§ TAREFAS DO EXERCÍCIO:
1: Segundo o texto sobre a Guerra do Paraguai, quem definiu a guerra como a "continuação da política por outros meios"?
2: Reescreva o trecho do texto sobre a Guerra do Paraguai que vai de "Isso tudo contribuiu" até "a causa republicana.", substituindo "Paraguai" por "país vizinho".
3: Liste todos os gentílicos, isto é, as palavras que indicam nacionalidade, que aparecem no texto sobre a Guerra do Paraguai.

A convivência entre brasileiros de todas as etnias e classes sociais, na luta contra um “inimigo comum”, a ditadura de Solano Lopes, convenceu os brasileiros de que não havia mais clima para a manutenção da escravidão. Brancos e negros tiveram que defender-se mutuamente; passaram sede e fome juntos. E com toda a certeza, muitos brancos somente foram salvos graças à solidariedade de brasileiros de pele escura.
Outro fator que contribuiu para que os brasileiros se tornassem sensíveis ao movimento abolicionista, seguramente, foi a convivência com uruguaios e argentinos, onde a escravidão tinha sido abolida há décadas. Essa convivência, também fortaleceu em muitos e despertou em tantos outros brasileiros, os ideais republicanos.
A guerra sendo, na definição clássica do estrategista alemão Karl Klauzeritz, a “continuação da política por outros meios”, também acaba apresentando aspectos positivos, entre eles o fortalecimento dos vínculos nacionais no interior dos povos envolvidos e a consolidação de novos segmentos sociais.
No caso brasileiro, a guerra contra o Paraguai consolidou uma classe média, constituída basicamente pelo funcionalismo público, em especial os militares. Comerciantes de todos os tipos, entre fornecedores para os governos envolvidos e simples mascates, também lucraram, além de tantos quantos que se dedicaram ao fornecimento de suprimentos para os combatentes.
Isso tudo contribuiu para mudara a configuração social da sociedade brasileira, que não poderia mais continuar sendo a mesma.


Primeira conseqüência: o movimento republicano

A convivência dos brasileiros com uruguaios e argentinos, durante a guerra contra o Paraguai provocou o aumento de simpatias com a causa republicana.

§ Itens listados em um conjunto de dados:
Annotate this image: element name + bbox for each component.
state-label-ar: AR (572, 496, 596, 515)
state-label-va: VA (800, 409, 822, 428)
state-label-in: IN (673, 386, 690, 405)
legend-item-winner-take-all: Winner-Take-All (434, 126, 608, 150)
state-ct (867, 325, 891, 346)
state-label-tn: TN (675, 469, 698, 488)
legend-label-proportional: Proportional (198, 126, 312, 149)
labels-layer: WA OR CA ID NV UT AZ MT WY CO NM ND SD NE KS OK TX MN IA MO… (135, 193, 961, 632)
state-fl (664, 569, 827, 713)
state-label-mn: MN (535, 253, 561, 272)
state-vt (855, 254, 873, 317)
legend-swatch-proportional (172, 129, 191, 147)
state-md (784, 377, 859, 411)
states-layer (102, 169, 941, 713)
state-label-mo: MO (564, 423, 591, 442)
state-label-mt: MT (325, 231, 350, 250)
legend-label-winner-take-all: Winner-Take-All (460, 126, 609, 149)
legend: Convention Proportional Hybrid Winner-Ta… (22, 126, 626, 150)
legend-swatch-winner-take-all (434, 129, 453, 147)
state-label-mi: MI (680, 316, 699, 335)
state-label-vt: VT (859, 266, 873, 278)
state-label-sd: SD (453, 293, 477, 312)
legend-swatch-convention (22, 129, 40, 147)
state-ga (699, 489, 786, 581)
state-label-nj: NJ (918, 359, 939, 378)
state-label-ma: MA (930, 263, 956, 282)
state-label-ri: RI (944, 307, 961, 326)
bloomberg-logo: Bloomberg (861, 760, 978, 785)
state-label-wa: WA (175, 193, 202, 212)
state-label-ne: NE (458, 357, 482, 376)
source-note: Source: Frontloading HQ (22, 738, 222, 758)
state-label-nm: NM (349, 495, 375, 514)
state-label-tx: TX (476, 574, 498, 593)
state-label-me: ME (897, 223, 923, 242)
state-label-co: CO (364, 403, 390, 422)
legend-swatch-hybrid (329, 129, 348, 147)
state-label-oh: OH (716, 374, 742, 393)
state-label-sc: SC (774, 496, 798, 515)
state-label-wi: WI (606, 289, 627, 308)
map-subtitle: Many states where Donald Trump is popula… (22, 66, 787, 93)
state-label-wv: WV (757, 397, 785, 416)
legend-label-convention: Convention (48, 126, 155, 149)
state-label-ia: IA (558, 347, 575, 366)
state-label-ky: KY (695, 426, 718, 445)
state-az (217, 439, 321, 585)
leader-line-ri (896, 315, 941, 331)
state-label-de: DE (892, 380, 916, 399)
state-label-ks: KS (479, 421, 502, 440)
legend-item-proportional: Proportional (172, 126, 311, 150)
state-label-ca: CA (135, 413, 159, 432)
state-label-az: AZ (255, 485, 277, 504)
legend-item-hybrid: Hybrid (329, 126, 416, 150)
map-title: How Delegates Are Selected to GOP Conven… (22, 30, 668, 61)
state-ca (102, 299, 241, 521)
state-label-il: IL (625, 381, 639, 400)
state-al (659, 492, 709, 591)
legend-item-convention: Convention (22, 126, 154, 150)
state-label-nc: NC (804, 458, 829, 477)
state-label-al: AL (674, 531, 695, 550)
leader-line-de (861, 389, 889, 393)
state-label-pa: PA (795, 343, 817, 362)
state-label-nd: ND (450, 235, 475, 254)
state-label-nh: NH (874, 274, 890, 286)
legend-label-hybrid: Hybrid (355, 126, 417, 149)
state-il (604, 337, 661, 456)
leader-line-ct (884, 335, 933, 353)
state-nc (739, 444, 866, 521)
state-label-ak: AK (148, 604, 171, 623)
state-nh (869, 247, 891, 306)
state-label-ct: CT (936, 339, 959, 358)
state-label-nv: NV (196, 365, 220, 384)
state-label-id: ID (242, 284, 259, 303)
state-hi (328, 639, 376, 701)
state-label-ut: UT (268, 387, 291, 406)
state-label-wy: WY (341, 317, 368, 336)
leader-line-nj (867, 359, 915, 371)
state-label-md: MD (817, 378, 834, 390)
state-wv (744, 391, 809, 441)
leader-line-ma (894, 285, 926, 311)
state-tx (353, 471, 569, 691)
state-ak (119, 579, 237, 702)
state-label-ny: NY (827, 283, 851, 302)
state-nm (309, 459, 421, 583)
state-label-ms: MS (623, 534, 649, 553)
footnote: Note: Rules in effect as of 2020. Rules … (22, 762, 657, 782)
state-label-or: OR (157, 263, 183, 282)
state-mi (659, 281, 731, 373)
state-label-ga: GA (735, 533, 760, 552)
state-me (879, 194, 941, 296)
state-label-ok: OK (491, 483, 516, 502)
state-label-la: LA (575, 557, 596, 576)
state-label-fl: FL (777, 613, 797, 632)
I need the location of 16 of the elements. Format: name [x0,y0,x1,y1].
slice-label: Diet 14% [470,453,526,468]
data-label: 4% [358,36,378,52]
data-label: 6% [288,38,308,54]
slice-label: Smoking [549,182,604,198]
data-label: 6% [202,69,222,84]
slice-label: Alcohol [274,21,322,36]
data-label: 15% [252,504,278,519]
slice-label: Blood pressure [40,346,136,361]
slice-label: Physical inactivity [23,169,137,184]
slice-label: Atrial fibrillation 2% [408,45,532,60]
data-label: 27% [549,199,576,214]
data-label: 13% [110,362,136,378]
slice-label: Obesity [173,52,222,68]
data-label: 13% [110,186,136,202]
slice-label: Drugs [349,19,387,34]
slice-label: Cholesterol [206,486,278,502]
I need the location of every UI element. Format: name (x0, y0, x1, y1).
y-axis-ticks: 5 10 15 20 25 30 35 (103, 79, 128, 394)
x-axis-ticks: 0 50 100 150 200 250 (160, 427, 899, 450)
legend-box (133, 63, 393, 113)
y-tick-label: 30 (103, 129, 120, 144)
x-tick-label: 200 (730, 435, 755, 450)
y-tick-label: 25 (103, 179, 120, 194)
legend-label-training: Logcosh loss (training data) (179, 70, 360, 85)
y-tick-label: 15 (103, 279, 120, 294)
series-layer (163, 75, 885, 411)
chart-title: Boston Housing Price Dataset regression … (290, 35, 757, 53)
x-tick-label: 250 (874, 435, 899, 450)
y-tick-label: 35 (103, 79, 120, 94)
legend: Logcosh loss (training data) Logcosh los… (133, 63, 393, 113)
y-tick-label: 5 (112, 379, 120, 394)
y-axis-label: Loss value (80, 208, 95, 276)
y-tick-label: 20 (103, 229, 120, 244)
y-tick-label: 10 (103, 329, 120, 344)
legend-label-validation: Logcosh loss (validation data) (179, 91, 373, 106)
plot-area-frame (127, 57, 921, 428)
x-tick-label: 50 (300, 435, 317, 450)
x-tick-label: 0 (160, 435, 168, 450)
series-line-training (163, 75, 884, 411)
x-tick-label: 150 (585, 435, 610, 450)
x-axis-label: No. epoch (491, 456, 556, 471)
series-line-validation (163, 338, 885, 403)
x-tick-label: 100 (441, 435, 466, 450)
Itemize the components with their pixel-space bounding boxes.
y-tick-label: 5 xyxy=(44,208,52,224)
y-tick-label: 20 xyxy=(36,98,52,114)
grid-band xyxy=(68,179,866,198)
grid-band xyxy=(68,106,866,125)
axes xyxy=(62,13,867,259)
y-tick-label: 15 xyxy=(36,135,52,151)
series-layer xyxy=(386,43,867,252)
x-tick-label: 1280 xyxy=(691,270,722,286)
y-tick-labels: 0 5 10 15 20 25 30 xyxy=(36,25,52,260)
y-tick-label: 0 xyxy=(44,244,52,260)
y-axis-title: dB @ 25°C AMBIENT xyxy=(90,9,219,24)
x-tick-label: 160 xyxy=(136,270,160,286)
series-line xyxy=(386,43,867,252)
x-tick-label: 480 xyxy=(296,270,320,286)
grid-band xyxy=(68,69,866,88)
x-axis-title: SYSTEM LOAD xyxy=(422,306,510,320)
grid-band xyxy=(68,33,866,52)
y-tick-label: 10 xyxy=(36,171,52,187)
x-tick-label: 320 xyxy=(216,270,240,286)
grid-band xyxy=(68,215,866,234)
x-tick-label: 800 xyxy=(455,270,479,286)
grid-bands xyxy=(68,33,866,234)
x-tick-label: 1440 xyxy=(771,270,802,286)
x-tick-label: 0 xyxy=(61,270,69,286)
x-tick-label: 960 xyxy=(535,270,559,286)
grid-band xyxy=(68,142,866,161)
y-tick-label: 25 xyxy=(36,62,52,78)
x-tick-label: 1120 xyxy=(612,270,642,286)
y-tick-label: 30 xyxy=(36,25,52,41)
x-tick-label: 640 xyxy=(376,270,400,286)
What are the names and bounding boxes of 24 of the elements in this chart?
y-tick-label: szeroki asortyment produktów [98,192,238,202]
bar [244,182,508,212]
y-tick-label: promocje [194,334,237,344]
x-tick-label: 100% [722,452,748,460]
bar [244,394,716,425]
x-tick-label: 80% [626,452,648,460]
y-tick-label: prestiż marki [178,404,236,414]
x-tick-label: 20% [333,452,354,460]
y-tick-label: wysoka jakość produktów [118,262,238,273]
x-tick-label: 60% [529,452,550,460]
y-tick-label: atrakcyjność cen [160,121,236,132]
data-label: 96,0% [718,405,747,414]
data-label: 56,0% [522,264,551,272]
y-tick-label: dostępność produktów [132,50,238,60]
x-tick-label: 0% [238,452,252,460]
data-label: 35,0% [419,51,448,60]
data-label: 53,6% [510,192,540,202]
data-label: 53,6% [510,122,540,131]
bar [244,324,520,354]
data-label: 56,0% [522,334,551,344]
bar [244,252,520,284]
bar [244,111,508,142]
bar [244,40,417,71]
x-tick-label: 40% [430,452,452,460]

§ RESPOSTAS:
1: O estrategista alemão Karl Klauzeritz.

2:
Isso tudo contribuiu para mudara a configuração social da sociedade brasileira, que não poderia mais continuar sendo a mesma.


Primeira conseqüência: o movimento republicano

A convivência dos brasileiros com uruguaios e argentinos, durante a guerra contra o país vizinho provocou o aumento de simpatias com a causa republicana.

3: brasileiros, uruguaios, argentinos, alemão